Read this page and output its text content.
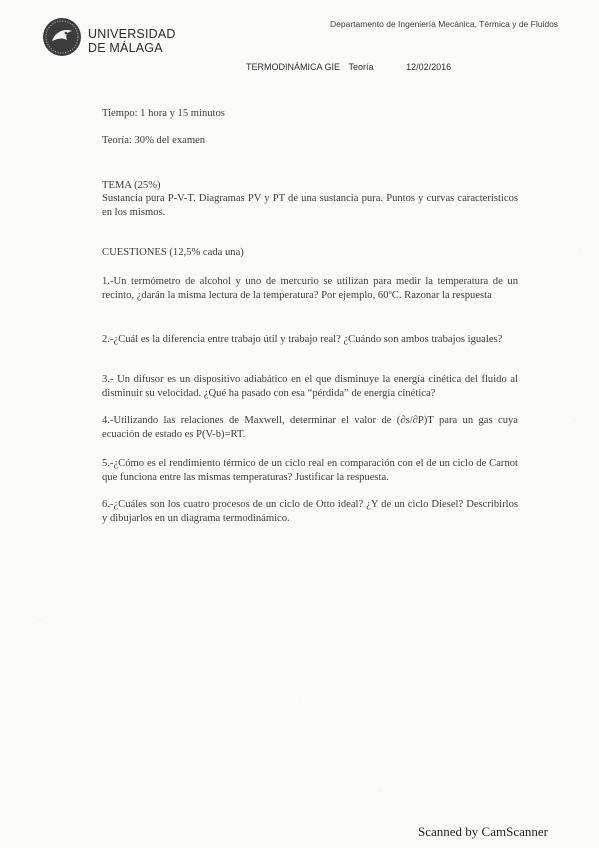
UNIVERSIDAD
DE MÁLAGA
Departamento de Ingeniería Mecánica, Térmica y de Fluidos
TERMODINÁMICA GIE Teoría	12/02/2016
Tiempo: 1 hora y 15 minutos
Teoría: 30% del examen
TEMA (25%)
Sustancia pura P-V-T. Diagramas PV y PT de una sustancia pura. Puntos y curvas característicos en los mismos.
CUESTIONES (12,5% cada una)
1.-Un termómetro de alcohol y uno de mercurio se utilizan para medir la temperatura de un recinto, ¿darán la misma lectura de la temperatura? Por ejemplo, 60ºC. Razonar la respuesta
2.-¿Cuál es la diferencia entre trabajo útil y trabajo real? ¿Cuándo son ambos trabajos iguales?
3.- Un difusor es un dispositivo adiabático en el que disminuye la energía cinética del fluido al disminuir su velocidad. ¿Qué ha pasado con esa “pérdida” de energía cinética?
4.-Utilizando las relaciones de Maxwell, determinar el valor de (∂s/∂P)T para un gas cuya ecuación de estado es P(V-b)=RT.
5.-¿Cómo es el rendimiento térmico de un ciclo real en comparación con el de un ciclo de Carnot que funciona entre las mismas temperaturas? Justificar la respuesta.
6.-¿Cuáles son los cuatro procesos de un ciclo de Otto ideal? ¿Y de un ciclo Diesel? Describirlos y dibujarlos en un diagrama termodinámico.
Scanned by CamScanner
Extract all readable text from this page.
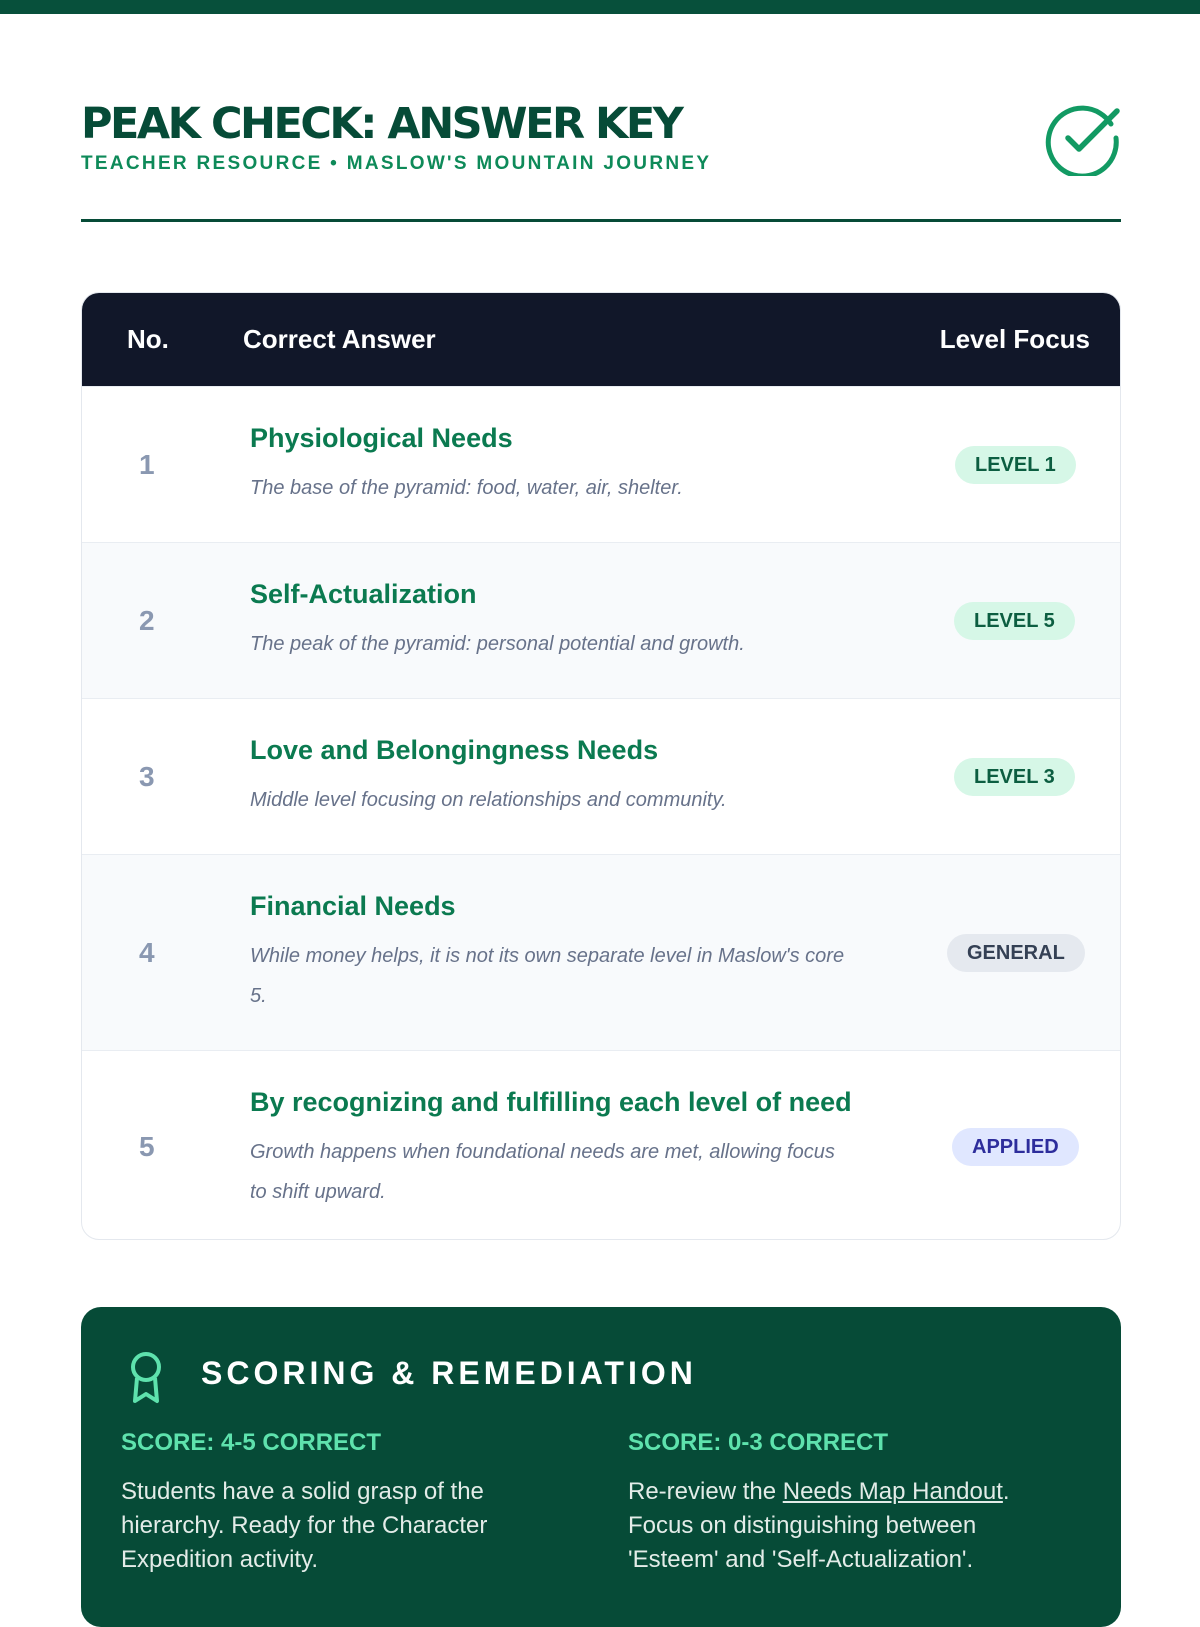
PEAK CHECK: ANSWER KEY
TEACHER RESOURCE • MASLOW'S MOUNTAIN JOURNEY
No.	Correct Answer	Level Focus
1
Physiological Needs
The base of the pyramid: food, water, air, shelter.
LEVEL 1
2
Self-Actualization
The peak of the pyramid: personal potential and growth.
LEVEL 5
3
Love and Belongingness Needs
Middle level focusing on relationships and community.
LEVEL 3
4
Financial Needs
While money helps, it is not its own separate level in Maslow's core 5.
GENERAL
5
By recognizing and fulfilling each level of need
Growth happens when foundational needs are met, allowing focus to shift upward.
APPLIED
SCORING & REMEDIATION
SCORE: 4-5 CORRECT
Students have a solid grasp of the hierarchy. Ready for the Character Expedition activity.
SCORE: 0-3 CORRECT
Re-review the Needs Map Handout. Focus on distinguishing between 'Esteem' and 'Self-Actualization'.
-----
Written instruction :: Take the line containing "Extract all readable text from this page." and all lines after it to the end of the data above, and reproduce them exactly, leaving out pictures. Nothing else belongs in the copy.

The output ::
Extract all readable text from this page.
PEAK CHECK: ANSWER KEY
TEACHER RESOURCE • MASLOW'S MOUNTAIN JOURNEY
No.	Correct Answer	Level Focus
1
Physiological Needs
The base of the pyramid: food, water, air, shelter.
LEVEL 1
2
Self-Actualization
The peak of the pyramid: personal potential and growth.
LEVEL 5
3
Love and Belongingness Needs
Middle level focusing on relationships and community.
LEVEL 3
4
Financial Needs
While money helps, it is not its own separate level in Maslow's core 5.
GENERAL
5
By recognizing and fulfilling each level of need
Growth happens when foundational needs are met, allowing focus to shift upward.
APPLIED
SCORING & REMEDIATION
SCORE: 4-5 CORRECT
Students have a solid grasp of the hierarchy. Ready for the Character Expedition activity.
SCORE: 0-3 CORRECT
Re-review the Needs Map Handout. Focus on distinguishing between 'Esteem' and 'Self-Actualization'.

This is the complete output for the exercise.